Exercise description:
Return each line of the records holding the string "symbol".
— START Records —
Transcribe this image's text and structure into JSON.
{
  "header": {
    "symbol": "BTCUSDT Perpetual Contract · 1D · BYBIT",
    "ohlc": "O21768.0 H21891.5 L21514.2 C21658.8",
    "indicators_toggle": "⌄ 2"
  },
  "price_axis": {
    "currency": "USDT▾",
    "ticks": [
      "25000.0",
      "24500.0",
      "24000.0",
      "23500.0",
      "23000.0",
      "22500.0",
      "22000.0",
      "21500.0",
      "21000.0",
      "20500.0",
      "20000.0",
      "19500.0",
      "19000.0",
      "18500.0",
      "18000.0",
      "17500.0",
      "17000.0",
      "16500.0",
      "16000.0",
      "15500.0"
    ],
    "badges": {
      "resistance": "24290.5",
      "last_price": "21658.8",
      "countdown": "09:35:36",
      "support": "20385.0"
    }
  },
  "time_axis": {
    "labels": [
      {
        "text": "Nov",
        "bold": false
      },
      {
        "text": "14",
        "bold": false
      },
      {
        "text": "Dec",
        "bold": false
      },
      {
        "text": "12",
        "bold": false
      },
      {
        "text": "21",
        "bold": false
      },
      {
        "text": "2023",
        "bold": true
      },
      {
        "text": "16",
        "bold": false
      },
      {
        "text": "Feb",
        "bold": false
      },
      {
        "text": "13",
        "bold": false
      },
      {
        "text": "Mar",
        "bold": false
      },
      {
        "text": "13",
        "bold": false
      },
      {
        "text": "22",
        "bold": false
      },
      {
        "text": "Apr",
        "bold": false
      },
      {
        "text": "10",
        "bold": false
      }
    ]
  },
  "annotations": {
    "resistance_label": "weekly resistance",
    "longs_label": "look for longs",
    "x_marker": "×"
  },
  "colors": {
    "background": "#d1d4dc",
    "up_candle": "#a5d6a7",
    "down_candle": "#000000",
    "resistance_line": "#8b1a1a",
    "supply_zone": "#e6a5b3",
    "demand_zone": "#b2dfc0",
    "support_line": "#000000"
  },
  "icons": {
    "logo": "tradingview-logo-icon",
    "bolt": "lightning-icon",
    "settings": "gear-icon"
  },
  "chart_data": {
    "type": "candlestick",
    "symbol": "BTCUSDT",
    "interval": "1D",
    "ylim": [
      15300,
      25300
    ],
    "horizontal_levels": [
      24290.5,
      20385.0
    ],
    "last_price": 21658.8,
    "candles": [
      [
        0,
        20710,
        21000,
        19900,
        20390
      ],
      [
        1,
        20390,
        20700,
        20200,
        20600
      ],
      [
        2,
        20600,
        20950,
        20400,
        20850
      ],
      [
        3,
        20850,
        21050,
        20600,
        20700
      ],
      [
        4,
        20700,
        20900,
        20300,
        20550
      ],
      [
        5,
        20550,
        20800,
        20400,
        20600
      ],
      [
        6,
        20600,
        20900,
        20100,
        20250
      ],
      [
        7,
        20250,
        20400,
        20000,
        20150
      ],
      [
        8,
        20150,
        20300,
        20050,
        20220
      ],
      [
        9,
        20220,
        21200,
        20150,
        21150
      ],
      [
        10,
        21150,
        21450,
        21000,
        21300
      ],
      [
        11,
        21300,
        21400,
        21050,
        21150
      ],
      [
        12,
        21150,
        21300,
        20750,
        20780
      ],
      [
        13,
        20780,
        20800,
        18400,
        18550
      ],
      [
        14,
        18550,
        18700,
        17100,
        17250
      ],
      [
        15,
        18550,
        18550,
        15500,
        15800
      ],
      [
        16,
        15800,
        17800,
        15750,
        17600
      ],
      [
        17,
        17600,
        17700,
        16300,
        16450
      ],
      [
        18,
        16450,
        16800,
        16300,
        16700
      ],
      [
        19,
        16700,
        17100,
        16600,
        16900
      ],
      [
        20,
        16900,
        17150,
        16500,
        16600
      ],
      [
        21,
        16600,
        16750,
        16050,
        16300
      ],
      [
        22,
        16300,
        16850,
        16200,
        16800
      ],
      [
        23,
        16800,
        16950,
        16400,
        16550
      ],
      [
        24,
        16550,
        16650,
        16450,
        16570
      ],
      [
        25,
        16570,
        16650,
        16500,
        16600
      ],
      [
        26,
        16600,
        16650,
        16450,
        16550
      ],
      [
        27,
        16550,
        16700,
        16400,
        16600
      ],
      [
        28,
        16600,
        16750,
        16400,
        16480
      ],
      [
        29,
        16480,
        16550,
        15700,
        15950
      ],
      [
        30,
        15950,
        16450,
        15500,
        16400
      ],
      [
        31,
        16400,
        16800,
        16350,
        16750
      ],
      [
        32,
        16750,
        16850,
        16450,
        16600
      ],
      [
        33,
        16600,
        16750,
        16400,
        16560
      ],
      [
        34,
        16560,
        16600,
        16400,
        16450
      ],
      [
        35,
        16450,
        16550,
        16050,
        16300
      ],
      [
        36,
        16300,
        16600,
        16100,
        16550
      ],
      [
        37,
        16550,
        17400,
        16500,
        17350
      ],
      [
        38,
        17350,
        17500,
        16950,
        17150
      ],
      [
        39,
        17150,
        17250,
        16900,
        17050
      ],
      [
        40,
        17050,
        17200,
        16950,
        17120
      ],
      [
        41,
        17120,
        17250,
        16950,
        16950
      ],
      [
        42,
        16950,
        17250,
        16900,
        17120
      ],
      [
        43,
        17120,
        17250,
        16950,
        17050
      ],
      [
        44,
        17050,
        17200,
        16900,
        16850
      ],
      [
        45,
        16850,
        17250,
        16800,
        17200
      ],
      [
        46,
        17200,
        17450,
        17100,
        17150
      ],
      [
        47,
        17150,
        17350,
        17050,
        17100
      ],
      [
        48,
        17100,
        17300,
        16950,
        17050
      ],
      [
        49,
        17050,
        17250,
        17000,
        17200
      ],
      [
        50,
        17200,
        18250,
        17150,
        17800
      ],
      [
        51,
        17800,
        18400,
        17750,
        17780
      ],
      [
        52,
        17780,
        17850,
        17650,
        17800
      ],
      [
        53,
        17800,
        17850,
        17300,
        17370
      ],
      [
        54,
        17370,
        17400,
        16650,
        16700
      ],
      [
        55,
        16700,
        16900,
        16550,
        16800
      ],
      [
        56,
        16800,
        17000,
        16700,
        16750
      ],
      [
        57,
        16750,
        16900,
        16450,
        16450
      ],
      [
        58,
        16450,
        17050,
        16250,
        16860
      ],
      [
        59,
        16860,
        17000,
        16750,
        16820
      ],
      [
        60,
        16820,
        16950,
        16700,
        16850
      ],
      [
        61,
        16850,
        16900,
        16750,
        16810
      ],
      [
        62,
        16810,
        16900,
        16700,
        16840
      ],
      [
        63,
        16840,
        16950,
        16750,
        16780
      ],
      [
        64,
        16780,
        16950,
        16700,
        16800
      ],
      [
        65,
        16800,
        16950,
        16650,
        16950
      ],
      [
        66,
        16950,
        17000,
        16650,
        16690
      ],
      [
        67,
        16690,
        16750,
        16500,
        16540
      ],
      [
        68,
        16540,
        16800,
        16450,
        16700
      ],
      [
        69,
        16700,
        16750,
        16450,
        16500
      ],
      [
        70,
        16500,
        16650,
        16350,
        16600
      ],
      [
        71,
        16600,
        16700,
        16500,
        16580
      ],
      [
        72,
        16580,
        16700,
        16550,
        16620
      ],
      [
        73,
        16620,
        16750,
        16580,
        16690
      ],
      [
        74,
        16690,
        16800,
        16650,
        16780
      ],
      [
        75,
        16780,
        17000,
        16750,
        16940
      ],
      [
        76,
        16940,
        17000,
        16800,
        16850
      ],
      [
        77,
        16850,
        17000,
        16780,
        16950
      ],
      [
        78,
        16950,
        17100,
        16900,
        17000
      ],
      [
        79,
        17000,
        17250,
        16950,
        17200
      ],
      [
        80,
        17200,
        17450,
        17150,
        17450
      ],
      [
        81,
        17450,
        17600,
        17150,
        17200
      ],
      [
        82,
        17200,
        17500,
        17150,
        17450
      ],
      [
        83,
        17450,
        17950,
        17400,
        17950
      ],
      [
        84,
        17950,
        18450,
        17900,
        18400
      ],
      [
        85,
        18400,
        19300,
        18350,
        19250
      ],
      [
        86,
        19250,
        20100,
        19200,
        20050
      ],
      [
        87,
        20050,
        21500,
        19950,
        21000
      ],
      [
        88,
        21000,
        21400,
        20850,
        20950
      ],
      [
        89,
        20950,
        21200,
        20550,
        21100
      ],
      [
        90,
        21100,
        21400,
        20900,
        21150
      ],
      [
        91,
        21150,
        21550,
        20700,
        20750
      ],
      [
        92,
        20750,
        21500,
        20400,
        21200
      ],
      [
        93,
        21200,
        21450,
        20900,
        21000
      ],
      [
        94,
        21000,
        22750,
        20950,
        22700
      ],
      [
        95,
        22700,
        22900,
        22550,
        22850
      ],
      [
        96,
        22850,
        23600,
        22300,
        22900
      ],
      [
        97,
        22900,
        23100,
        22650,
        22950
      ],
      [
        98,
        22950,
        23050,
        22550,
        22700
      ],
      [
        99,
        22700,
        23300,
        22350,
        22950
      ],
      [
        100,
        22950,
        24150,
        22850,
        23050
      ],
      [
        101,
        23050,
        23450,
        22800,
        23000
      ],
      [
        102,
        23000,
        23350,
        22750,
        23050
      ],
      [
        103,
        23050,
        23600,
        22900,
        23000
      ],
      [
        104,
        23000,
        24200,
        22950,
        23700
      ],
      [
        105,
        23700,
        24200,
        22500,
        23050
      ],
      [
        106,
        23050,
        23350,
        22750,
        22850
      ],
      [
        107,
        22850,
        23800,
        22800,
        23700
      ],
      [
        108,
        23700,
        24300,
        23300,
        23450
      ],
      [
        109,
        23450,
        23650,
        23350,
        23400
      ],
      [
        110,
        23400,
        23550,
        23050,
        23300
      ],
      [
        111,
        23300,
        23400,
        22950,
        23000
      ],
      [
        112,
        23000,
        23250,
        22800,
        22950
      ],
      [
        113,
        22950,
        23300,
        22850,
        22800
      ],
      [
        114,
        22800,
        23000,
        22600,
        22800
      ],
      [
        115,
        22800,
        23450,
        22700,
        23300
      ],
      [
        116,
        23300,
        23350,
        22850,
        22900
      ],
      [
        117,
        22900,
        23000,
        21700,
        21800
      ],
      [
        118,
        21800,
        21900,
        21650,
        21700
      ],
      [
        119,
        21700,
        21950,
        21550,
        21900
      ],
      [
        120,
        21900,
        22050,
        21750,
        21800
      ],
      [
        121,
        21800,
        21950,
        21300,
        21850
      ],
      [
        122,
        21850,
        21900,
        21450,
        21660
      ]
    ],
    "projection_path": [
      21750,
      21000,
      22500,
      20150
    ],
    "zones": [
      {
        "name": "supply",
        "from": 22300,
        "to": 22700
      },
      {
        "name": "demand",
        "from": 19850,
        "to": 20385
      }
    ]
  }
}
— END Records —
Full solution:
    "symbol": "BTCUSDT Perpetual Contract · 1D · BYBIT",
    "symbol": "BTCUSDT",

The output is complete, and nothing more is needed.